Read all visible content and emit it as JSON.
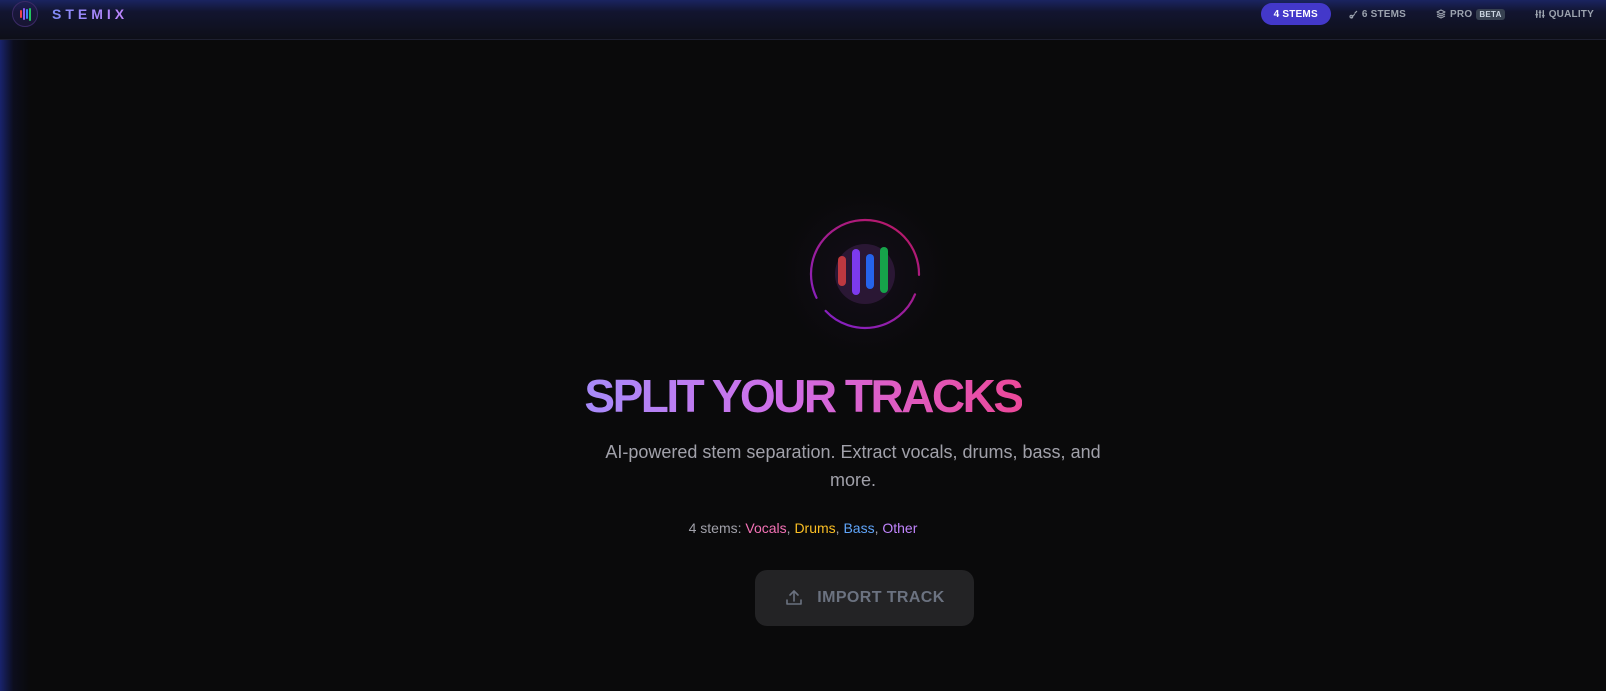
{
  "app": {
    "name": "STEMIX"
  },
  "nav": {
    "items": [
      {
        "label": "4 STEMS",
        "icon": "none",
        "active": true
      },
      {
        "label": "6 STEMS",
        "icon": "guitar-icon",
        "active": false
      },
      {
        "label": "PRO",
        "icon": "layers-icon",
        "badge": "BETA",
        "active": false
      },
      {
        "label": "QUALITY",
        "icon": "sliders-icon",
        "active": false
      }
    ]
  },
  "hero": {
    "icon": "waveform-icon",
    "title": "SPLIT YOUR TRACKS",
    "subtitle": "AI-powered stem separation. Extract vocals, drums, bass, and more.",
    "stems_prefix": "4 stems: ",
    "stems": [
      {
        "name": "Vocals",
        "color": "#f472b6"
      },
      {
        "name": "Drums",
        "color": "#fbbf24"
      },
      {
        "name": "Bass",
        "color": "#60a5fa"
      },
      {
        "name": "Other",
        "color": "#c084fc"
      }
    ],
    "separator": ", "
  },
  "import_button": {
    "label": "IMPORT TRACK",
    "icon": "upload-icon"
  },
  "colors": {
    "background": "#0a0a0b",
    "accent": "#4338ca",
    "title_gradient_start": "#a78bfa",
    "title_gradient_end": "#ec4899",
    "ring": "#a21caf"
  }
}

Exercise description - Reproduce the entries exactly. Do not carry over any picture.

In response -
Read all visible content and emit it as JSON.
{
  "app": {
    "name": "STEMIX"
  },
  "nav": {
    "items": [
      {
        "label": "4 STEMS",
        "icon": "none",
        "active": true
      },
      {
        "label": "6 STEMS",
        "icon": "guitar-icon",
        "active": false
      },
      {
        "label": "PRO",
        "icon": "layers-icon",
        "badge": "BETA",
        "active": false
      },
      {
        "label": "QUALITY",
        "icon": "sliders-icon",
        "active": false
      }
    ]
  },
  "hero": {
    "icon": "waveform-icon",
    "title": "SPLIT YOUR TRACKS",
    "subtitle": "AI-powered stem separation. Extract vocals, drums, bass, and more.",
    "stems_prefix": "4 stems: ",
    "stems": [
      {
        "name": "Vocals",
        "color": "#f472b6"
      },
      {
        "name": "Drums",
        "color": "#fbbf24"
      },
      {
        "name": "Bass",
        "color": "#60a5fa"
      },
      {
        "name": "Other",
        "color": "#c084fc"
      }
    ],
    "separator": ", "
  },
  "import_button": {
    "label": "IMPORT TRACK",
    "icon": "upload-icon"
  },
  "colors": {
    "background": "#0a0a0b",
    "accent": "#4338ca",
    "title_gradient_start": "#a78bfa",
    "title_gradient_end": "#ec4899",
    "ring": "#a21caf"
  }
}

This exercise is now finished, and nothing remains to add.